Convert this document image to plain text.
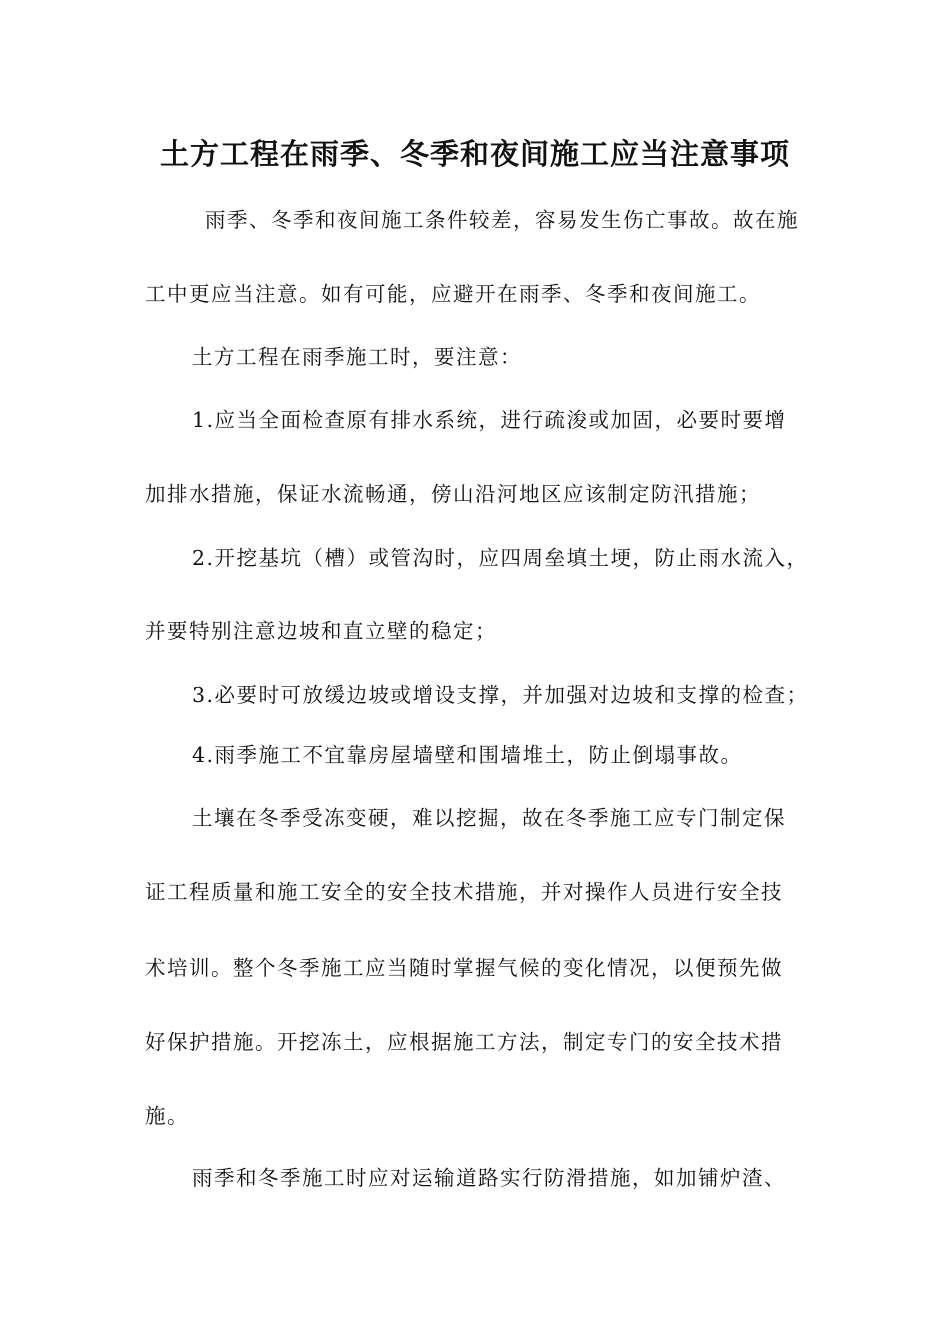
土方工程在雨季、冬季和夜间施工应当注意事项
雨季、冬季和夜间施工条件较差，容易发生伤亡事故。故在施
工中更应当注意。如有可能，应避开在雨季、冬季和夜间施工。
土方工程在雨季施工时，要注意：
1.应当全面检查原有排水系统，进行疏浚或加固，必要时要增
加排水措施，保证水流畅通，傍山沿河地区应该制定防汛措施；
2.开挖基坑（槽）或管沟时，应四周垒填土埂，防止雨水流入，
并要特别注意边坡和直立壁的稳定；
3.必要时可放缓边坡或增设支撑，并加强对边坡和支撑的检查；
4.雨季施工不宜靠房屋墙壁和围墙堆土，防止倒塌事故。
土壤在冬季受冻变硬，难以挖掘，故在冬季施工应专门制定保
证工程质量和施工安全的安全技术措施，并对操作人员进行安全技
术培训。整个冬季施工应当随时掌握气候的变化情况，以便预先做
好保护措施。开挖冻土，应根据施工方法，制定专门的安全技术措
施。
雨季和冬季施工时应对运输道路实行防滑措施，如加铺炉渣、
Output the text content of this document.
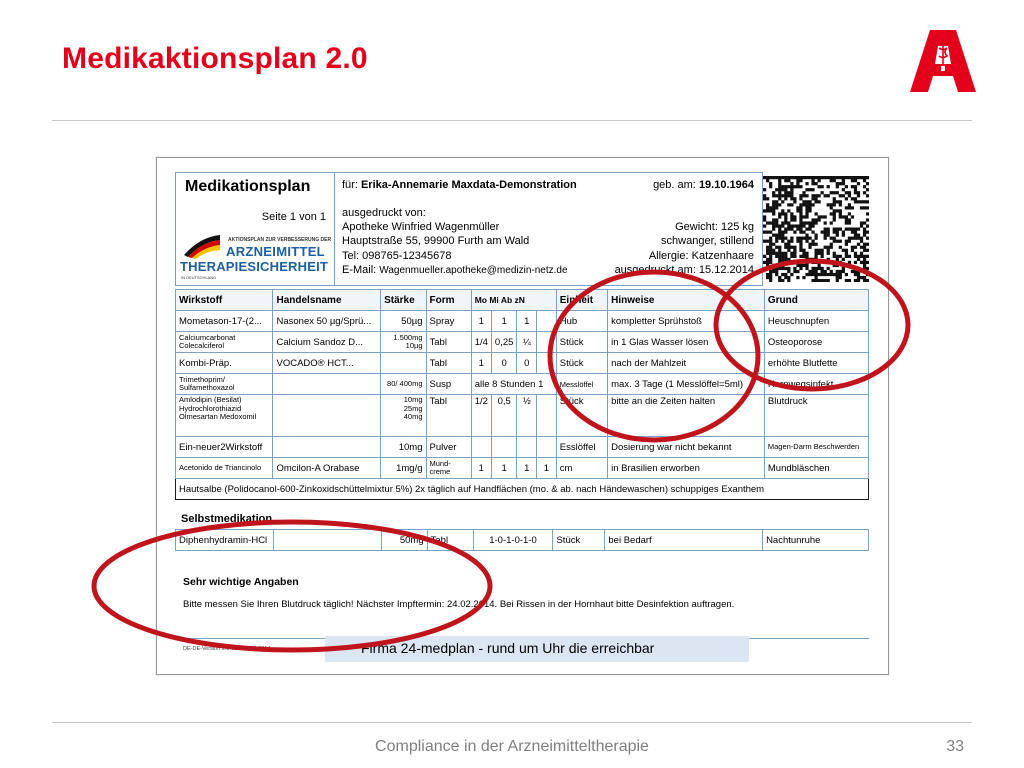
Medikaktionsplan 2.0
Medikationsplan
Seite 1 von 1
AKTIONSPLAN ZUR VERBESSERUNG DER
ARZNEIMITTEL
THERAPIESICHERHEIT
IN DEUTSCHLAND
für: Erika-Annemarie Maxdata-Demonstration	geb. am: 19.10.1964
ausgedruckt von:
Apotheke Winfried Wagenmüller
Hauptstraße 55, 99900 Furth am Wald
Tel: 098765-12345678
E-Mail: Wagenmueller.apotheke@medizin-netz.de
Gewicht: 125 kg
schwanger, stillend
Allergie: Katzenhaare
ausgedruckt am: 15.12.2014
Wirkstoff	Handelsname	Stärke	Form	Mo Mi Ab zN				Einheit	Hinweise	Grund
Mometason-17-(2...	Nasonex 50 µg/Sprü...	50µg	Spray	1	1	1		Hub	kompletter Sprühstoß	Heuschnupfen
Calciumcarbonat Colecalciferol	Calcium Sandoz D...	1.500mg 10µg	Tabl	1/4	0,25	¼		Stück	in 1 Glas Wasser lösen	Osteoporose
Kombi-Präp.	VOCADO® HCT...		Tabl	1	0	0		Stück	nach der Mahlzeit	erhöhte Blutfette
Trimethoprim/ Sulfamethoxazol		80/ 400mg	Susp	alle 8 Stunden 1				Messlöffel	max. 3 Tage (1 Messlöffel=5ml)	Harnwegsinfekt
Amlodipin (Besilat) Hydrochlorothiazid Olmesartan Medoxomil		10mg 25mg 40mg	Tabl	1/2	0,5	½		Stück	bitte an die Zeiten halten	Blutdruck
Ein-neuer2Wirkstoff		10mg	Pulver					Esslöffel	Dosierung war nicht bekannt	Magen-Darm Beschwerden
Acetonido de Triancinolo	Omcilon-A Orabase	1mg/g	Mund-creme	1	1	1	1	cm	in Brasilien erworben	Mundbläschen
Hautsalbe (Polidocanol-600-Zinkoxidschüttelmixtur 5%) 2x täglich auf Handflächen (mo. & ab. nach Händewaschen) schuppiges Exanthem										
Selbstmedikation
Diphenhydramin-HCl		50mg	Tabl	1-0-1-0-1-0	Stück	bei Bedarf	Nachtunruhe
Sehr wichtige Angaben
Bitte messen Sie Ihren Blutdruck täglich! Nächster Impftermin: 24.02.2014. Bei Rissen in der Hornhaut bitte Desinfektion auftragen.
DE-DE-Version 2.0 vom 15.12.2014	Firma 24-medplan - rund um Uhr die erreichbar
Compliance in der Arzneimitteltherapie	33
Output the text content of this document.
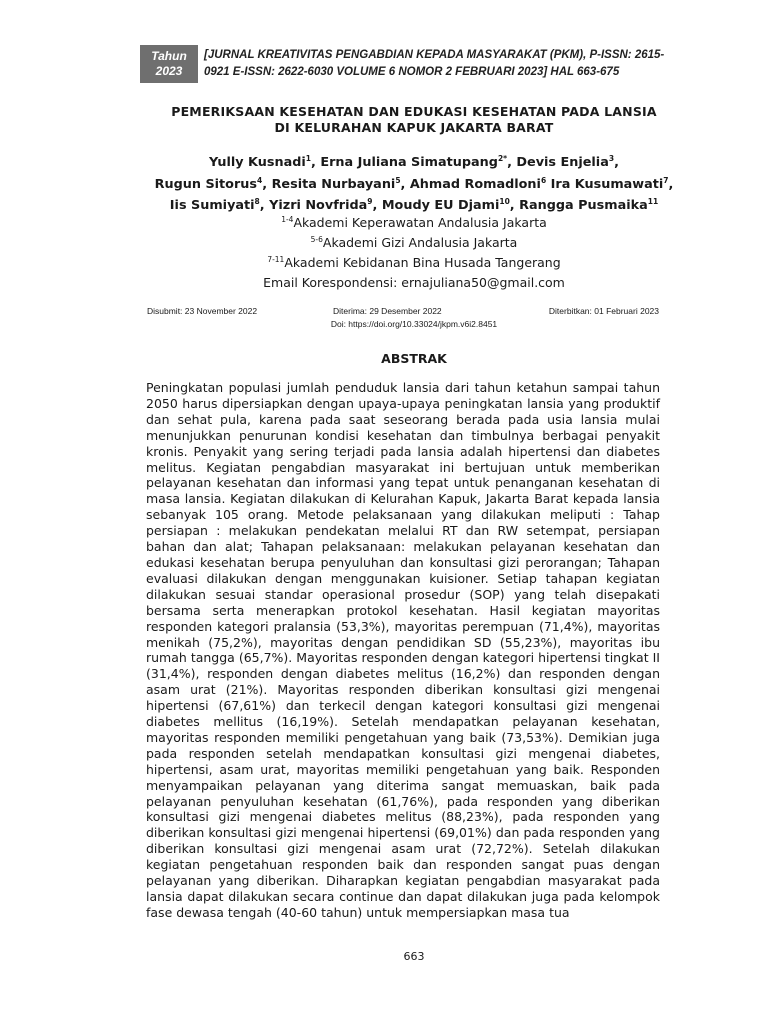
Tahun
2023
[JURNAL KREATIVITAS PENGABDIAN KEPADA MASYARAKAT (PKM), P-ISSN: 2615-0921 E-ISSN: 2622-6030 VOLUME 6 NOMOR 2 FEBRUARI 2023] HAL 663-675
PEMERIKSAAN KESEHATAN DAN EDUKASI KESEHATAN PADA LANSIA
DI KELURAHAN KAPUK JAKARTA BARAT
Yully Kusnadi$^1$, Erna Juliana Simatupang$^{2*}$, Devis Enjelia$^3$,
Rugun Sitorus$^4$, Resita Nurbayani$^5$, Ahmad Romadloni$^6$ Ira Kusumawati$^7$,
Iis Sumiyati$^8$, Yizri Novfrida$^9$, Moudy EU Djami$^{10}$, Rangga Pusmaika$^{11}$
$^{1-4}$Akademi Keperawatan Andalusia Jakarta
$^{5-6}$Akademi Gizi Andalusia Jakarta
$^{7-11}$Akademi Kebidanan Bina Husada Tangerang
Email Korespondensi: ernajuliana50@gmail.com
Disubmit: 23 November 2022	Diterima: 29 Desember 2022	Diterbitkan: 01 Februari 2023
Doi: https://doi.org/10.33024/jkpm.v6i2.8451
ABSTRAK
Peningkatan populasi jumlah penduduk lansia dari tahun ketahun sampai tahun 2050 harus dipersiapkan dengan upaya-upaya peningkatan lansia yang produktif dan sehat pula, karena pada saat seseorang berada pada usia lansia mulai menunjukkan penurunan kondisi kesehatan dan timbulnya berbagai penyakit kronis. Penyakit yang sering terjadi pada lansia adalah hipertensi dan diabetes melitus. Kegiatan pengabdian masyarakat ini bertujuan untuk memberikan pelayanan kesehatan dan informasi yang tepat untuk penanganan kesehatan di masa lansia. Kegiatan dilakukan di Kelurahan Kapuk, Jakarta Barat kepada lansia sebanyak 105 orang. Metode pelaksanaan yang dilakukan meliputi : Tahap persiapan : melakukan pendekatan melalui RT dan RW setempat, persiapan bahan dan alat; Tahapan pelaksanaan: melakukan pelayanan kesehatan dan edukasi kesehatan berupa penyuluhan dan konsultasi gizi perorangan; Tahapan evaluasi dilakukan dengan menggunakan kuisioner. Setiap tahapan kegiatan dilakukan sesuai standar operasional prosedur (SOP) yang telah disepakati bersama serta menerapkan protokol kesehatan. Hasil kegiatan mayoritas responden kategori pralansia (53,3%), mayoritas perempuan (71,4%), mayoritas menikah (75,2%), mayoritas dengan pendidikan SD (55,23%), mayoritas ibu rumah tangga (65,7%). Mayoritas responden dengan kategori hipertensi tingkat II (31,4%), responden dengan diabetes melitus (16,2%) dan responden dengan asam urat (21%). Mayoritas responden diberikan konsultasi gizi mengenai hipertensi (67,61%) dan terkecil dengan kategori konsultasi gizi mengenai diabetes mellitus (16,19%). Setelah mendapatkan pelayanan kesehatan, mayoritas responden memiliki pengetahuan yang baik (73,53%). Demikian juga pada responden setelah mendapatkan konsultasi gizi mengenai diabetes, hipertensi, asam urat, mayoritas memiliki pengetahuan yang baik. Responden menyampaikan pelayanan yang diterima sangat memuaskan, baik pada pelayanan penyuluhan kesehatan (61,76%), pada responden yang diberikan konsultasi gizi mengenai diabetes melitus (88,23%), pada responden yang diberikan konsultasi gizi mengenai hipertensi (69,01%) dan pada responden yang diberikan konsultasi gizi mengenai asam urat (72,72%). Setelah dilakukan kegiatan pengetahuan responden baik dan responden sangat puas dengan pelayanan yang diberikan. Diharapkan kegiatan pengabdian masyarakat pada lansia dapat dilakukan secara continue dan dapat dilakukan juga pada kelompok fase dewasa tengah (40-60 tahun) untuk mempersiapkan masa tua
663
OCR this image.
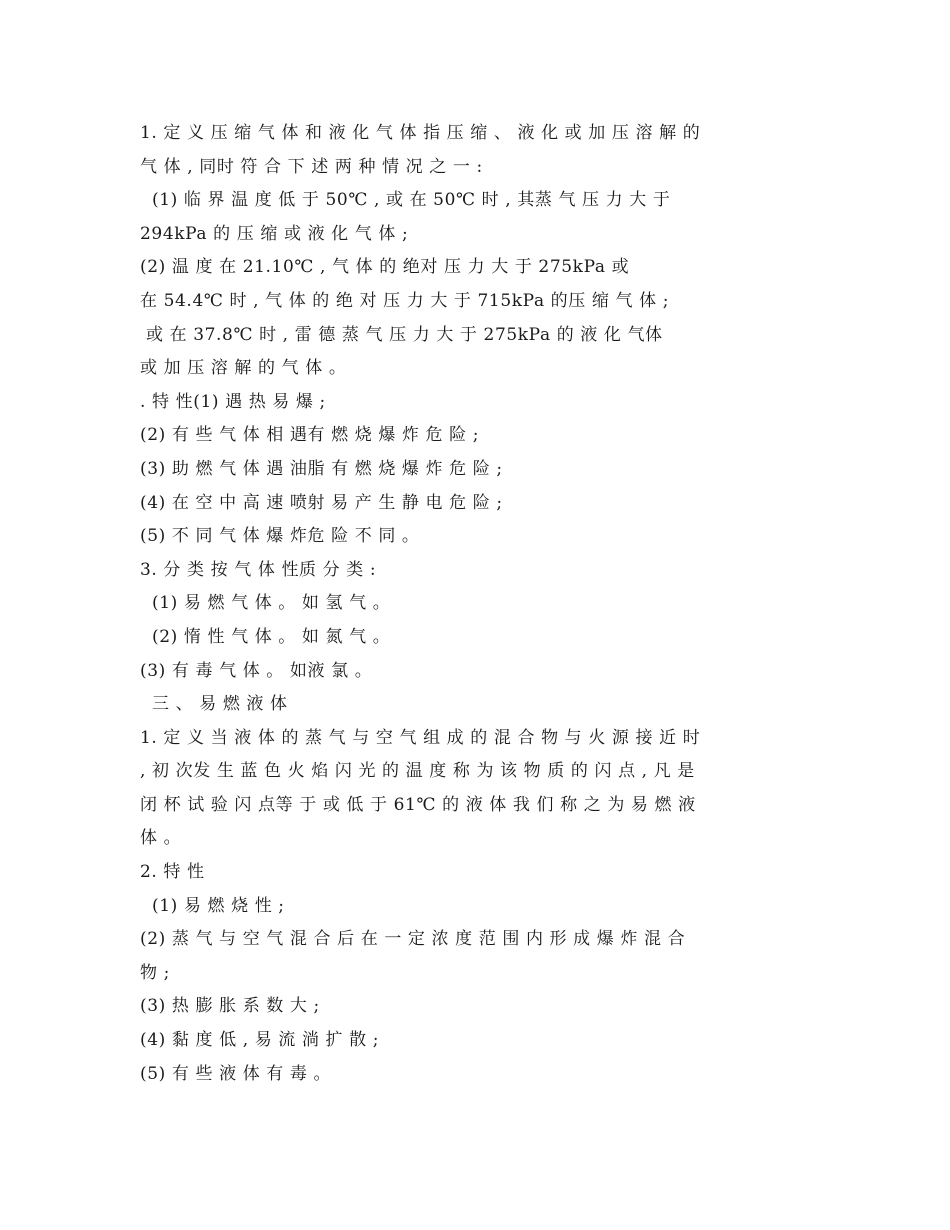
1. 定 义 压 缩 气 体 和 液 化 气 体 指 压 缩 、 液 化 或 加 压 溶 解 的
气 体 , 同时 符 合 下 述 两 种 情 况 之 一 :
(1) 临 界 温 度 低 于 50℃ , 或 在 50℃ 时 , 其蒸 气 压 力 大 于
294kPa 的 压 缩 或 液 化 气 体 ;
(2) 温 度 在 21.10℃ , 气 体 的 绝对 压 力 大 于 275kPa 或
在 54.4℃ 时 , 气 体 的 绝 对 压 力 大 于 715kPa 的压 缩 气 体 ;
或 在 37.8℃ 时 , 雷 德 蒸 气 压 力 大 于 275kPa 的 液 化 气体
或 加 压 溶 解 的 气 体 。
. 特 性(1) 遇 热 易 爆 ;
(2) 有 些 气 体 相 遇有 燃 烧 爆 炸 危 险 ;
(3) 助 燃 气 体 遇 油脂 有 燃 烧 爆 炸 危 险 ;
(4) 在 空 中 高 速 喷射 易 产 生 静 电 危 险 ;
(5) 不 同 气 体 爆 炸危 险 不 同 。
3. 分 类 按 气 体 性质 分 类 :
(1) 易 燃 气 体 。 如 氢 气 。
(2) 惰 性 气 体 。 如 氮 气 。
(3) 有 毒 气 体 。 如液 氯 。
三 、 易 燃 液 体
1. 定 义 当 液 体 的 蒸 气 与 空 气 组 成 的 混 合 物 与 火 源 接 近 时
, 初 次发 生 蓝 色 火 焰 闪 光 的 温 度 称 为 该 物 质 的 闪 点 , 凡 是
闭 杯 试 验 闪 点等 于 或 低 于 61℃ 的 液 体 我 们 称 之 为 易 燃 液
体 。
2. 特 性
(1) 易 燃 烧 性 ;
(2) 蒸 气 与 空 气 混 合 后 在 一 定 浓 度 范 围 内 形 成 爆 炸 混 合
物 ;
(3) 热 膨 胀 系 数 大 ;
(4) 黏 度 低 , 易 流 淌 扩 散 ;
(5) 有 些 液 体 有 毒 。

* [Required task] Filter out every line that lacks the word "Andalusia", and copy the rest.

* [Result]
$^{1-4}$Akademi Keperawatan Andalusia Jakarta
$^{5-6}$Akademi Gizi Andalusia Jakarta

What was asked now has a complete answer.